> Required task:
All material below is to be reproduced exactly.

╭─ Input material

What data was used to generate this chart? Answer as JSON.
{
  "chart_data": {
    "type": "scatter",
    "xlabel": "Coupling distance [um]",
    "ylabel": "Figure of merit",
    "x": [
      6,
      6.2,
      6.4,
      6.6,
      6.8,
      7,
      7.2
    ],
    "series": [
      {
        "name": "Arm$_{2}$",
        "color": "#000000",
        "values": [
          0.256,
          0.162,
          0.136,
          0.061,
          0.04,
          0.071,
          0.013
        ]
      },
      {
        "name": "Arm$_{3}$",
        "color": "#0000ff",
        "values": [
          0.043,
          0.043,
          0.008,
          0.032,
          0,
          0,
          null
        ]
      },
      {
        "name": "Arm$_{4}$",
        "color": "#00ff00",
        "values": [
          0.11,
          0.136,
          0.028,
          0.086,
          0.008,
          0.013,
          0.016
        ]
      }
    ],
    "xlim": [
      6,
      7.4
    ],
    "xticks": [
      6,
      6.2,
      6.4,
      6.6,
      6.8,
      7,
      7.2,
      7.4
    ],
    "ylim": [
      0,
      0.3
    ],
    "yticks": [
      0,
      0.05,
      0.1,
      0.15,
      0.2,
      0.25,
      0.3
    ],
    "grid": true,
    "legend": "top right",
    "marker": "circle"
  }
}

╰─

> Result for this task:
What data was used to generate this chart? Answer as JSON.
{
  "chart_data": {
    "type": "scatter",
    "xlabel": "Coupling distance [um]",
    "ylabel": "Figure of merit",
    "x": [
      6,
      6.2,
      6.4,
      6.6,
      6.8,
      7,
      7.2
    ],
    "series": [
      {
        "name": "Arm$_{2}$",
        "color": "#000000",
        "values": [
          0.256,
          0.162,
          0.136,
          0.061,
          0.04,
          0.071,
          0.013
        ]
      },
      {
        "name": "Arm$_{3}$",
        "color": "#0000ff",
        "values": [
          0.043,
          0.043,
          0.008,
          0.032,
          0,
          0,
          null
        ]
      },
      {
        "name": "Arm$_{4}$",
        "color": "#00ff00",
        "values": [
          0.11,
          0.136,
          0.028,
          0.086,
          0.008,
          0.013,
          0.016
        ]
      }
    ],
    "xlim": [
      6,
      7.4
    ],
    "xticks": [
      6,
      6.2,
      6.4,
      6.6,
      6.8,
      7,
      7.2,
      7.4
    ],
    "ylim": [
      0,
      0.3
    ],
    "yticks": [
      0,
      0.05,
      0.1,
      0.15,
      0.2,
      0.25,
      0.3
    ],
    "grid": true,
    "legend": "top right",
    "marker": "circle"
  }
}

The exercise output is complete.